Dataset items
....
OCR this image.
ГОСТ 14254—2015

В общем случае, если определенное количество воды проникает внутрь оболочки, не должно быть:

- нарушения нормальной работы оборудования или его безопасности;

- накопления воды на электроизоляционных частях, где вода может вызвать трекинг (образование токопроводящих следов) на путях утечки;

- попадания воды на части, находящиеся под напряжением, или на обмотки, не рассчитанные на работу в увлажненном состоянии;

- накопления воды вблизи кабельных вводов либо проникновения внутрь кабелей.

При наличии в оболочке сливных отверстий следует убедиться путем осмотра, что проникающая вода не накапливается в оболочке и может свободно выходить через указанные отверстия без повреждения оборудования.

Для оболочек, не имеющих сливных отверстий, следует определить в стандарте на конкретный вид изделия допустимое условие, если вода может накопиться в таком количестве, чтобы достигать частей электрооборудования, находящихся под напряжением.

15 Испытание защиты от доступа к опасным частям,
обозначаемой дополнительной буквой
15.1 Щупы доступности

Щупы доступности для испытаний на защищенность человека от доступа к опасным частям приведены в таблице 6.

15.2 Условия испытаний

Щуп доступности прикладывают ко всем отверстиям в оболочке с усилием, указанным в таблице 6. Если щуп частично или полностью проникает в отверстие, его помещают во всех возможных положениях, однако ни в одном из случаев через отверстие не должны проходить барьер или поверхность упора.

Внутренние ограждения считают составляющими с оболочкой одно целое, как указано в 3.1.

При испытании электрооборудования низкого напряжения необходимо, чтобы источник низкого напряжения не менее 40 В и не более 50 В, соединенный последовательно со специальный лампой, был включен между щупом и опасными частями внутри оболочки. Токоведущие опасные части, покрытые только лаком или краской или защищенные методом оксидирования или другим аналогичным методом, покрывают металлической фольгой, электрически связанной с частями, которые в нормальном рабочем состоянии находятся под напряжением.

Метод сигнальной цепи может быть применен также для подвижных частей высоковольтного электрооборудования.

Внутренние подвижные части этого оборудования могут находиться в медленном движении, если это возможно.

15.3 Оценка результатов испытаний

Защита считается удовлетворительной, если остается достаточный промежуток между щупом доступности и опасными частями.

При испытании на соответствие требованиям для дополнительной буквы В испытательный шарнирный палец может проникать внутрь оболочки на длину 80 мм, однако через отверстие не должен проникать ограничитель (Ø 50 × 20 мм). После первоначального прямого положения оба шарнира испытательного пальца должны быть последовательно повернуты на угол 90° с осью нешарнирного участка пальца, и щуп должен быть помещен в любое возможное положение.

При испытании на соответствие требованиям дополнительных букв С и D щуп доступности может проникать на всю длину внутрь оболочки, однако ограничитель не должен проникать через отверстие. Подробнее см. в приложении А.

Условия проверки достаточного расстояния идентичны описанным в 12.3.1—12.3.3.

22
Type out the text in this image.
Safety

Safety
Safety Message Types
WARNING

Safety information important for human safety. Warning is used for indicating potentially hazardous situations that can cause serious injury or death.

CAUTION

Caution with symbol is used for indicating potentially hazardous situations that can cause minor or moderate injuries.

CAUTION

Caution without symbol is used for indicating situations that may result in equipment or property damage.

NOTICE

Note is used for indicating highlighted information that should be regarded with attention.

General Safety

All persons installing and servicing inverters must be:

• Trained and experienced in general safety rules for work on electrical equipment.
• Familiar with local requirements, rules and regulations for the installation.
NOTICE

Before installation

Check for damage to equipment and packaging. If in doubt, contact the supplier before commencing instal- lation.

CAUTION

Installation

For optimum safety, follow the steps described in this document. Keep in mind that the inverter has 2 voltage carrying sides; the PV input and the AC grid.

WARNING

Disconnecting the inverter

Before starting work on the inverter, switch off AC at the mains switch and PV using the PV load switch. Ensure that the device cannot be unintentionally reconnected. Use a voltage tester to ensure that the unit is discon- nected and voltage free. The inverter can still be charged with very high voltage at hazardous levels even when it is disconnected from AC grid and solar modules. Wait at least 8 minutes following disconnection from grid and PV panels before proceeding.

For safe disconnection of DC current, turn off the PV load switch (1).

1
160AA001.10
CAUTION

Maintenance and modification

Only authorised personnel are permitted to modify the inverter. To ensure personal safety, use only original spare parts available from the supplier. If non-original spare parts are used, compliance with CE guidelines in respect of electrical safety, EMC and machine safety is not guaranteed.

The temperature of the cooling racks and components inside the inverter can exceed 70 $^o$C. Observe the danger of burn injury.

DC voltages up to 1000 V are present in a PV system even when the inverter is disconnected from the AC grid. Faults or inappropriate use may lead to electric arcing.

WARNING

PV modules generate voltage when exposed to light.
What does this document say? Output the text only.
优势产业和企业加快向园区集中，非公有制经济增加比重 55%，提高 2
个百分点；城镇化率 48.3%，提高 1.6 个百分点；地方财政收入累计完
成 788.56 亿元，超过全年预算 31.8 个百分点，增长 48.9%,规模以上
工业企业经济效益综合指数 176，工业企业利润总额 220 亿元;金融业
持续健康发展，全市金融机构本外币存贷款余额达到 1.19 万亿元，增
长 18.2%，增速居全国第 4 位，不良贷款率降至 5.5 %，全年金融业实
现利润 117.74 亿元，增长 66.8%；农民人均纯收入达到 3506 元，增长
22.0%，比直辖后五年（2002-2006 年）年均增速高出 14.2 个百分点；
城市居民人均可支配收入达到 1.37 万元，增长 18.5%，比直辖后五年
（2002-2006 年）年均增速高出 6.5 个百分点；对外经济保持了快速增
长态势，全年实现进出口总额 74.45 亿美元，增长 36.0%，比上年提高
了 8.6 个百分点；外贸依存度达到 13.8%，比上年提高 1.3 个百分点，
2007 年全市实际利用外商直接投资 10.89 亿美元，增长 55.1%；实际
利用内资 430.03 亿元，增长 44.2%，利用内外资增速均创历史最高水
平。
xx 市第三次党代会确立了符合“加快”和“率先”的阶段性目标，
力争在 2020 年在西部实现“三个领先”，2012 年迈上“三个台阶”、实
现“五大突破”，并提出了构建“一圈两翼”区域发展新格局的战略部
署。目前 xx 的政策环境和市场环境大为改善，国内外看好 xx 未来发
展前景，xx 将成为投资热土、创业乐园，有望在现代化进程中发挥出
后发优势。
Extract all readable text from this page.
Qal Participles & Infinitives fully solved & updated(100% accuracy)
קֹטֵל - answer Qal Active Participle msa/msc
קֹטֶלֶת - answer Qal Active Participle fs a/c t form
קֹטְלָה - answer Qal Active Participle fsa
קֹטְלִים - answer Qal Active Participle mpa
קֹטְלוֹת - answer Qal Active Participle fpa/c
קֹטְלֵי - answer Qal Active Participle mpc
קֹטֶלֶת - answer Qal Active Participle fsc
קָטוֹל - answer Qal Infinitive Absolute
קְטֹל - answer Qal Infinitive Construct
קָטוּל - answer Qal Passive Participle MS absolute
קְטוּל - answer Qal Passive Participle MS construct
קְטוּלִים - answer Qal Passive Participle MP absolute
....
_Objective_
Repeat the listing above without any change.

_Reply_
OCR this image.
ГОСТ 14254—2015

В общем случае, если определенное количество воды проникает внутрь оболочки, не должно быть:

- нарушения нормальной работы оборудования или его безопасности;

- накопления воды на электроизоляционных частях, где вода может вызвать трекинг (образование токопроводящих следов) на путях утечки;

- попадания воды на части, находящиеся под напряжением, или на обмотки, не рассчитанные на работу в увлажненном состоянии;

- накопления воды вблизи кабельных вводов либо проникновения внутрь кабелей.

При наличии в оболочке сливных отверстий следует убедиться путем осмотра, что проникающая вода не накапливается в оболочке и может свободно выходить через указанные отверстия без повреждения оборудования.

Для оболочек, не имеющих сливных отверстий, следует определить в стандарте на конкретный вид изделия допустимое условие, если вода может накопиться в таком количестве, чтобы достигать частей электрооборудования, находящихся под напряжением.

15 Испытание защиты от доступа к опасным частям,
обозначаемой дополнительной буквой
15.1 Щупы доступности

Щупы доступности для испытаний на защищенность человека от доступа к опасным частям приведены в таблице 6.

15.2 Условия испытаний

Щуп доступности прикладывают ко всем отверстиям в оболочке с усилием, указанным в таблице 6. Если щуп частично или полностью проникает в отверстие, его помещают во всех возможных положениях, однако ни в одном из случаев через отверстие не должны проходить барьер или поверхность упора.

Внутренние ограждения считают составляющими с оболочкой одно целое, как указано в 3.1.

При испытании электрооборудования низкого напряжения необходимо, чтобы источник низкого напряжения не менее 40 В и не более 50 В, соединенный последовательно со специальный лампой, был включен между щупом и опасными частями внутри оболочки. Токоведущие опасные части, покрытые только лаком или краской или защищенные методом оксидирования или другим аналогичным методом, покрывают металлической фольгой, электрически связанной с частями, которые в нормальном рабочем состоянии находятся под напряжением.

Метод сигнальной цепи может быть применен также для подвижных частей высоковольтного электрооборудования.

Внутренние подвижные части этого оборудования могут находиться в медленном движении, если это возможно.

15.3 Оценка результатов испытаний

Защита считается удовлетворительной, если остается достаточный промежуток между щупом доступности и опасными частями.

При испытании на соответствие требованиям для дополнительной буквы В испытательный шарнирный палец может проникать внутрь оболочки на длину 80 мм, однако через отверстие не должен проникать ограничитель (Ø 50 × 20 мм). После первоначального прямого положения оба шарнира испытательного пальца должны быть последовательно повернуты на угол 90° с осью нешарнирного участка пальца, и щуп должен быть помещен в любое возможное положение.

При испытании на соответствие требованиям дополнительных букв С и D щуп доступности может проникать на всю длину внутрь оболочки, однако ограничитель не должен проникать через отверстие. Подробнее см. в приложении А.

Условия проверки достаточного расстояния идентичны описанным в 12.3.1—12.3.3.

22
Type out the text in this image.
Safety

Safety
Safety Message Types
WARNING

Safety information important for human safety. Warning is used for indicating potentially hazardous situations that can cause serious injury or death.

CAUTION

Caution with symbol is used for indicating potentially hazardous situations that can cause minor or moderate injuries.

CAUTION

Caution without symbol is used for indicating situations that may result in equipment or property damage.

NOTICE

Note is used for indicating highlighted information that should be regarded with attention.

General Safety

All persons installing and servicing inverters must be:

• Trained and experienced in general safety rules for work on electrical equipment.
• Familiar with local requirements, rules and regulations for the installation.
NOTICE

Before installation

Check for damage to equipment and packaging. If in doubt, contact the supplier before commencing instal- lation.

CAUTION

Installation

For optimum safety, follow the steps described in this document. Keep in mind that the inverter has 2 voltage carrying sides; the PV input and the AC grid.

WARNING

Disconnecting the inverter

Before starting work on the inverter, switch off AC at the mains switch and PV using the PV load switch. Ensure that the device cannot be unintentionally reconnected. Use a voltage tester to ensure that the unit is discon- nected and voltage free. The inverter can still be charged with very high voltage at hazardous levels even when it is disconnected from AC grid and solar modules. Wait at least 8 minutes following disconnection from grid and PV panels before proceeding.

For safe disconnection of DC current, turn off the PV load switch (1).

1
160AA001.10
CAUTION

Maintenance and modification

Only authorised personnel are permitted to modify the inverter. To ensure personal safety, use only original spare parts available from the supplier. If non-original spare parts are used, compliance with CE guidelines in respect of electrical safety, EMC and machine safety is not guaranteed.

The temperature of the cooling racks and components inside the inverter can exceed 70 $^o$C. Observe the danger of burn injury.

DC voltages up to 1000 V are present in a PV system even when the inverter is disconnected from the AC grid. Faults or inappropriate use may lead to electric arcing.

WARNING

PV modules generate voltage when exposed to light.
What does this document say? Output the text only.
优势产业和企业加快向园区集中，非公有制经济增加比重 55%，提高 2
个百分点；城镇化率 48.3%，提高 1.6 个百分点；地方财政收入累计完
成 788.56 亿元，超过全年预算 31.8 个百分点，增长 48.9%,规模以上
工业企业经济效益综合指数 176，工业企业利润总额 220 亿元;金融业
持续健康发展，全市金融机构本外币存贷款余额达到 1.19 万亿元，增
长 18.2%，增速居全国第 4 位，不良贷款率降至 5.5 %，全年金融业实
现利润 117.74 亿元，增长 66.8%；农民人均纯收入达到 3506 元，增长
22.0%，比直辖后五年（2002-2006 年）年均增速高出 14.2 个百分点；
城市居民人均可支配收入达到 1.37 万元，增长 18.5%，比直辖后五年
（2002-2006 年）年均增速高出 6.5 个百分点；对外经济保持了快速增
长态势，全年实现进出口总额 74.45 亿美元，增长 36.0%，比上年提高
了 8.6 个百分点；外贸依存度达到 13.8%，比上年提高 1.3 个百分点，
2007 年全市实际利用外商直接投资 10.89 亿美元，增长 55.1%；实际
利用内资 430.03 亿元，增长 44.2%，利用内外资增速均创历史最高水
平。
xx 市第三次党代会确立了符合“加快”和“率先”的阶段性目标，
力争在 2020 年在西部实现“三个领先”，2012 年迈上“三个台阶”、实
现“五大突破”，并提出了构建“一圈两翼”区域发展新格局的战略部
署。目前 xx 的政策环境和市场环境大为改善，国内外看好 xx 未来发
展前景，xx 将成为投资热土、创业乐园，有望在现代化进程中发挥出
后发优势。
Extract all readable text from this page.
Qal Participles & Infinitives fully solved & updated(100% accuracy)
קֹטֵל - answer Qal Active Participle msa/msc
קֹטֶלֶת - answer Qal Active Participle fs a/c t form
קֹטְלָה - answer Qal Active Participle fsa
קֹטְלִים - answer Qal Active Participle mpa
קֹטְלוֹת - answer Qal Active Participle fpa/c
קֹטְלֵי - answer Qal Active Participle mpc
קֹטֶלֶת - answer Qal Active Participle fsc
קָטוֹל - answer Qal Infinitive Absolute
קְטֹל - answer Qal Infinitive Construct
קָטוּל - answer Qal Passive Participle MS absolute
קְטוּל - answer Qal Passive Participle MS construct
קְטוּלִים - answer Qal Passive Participle MP absolute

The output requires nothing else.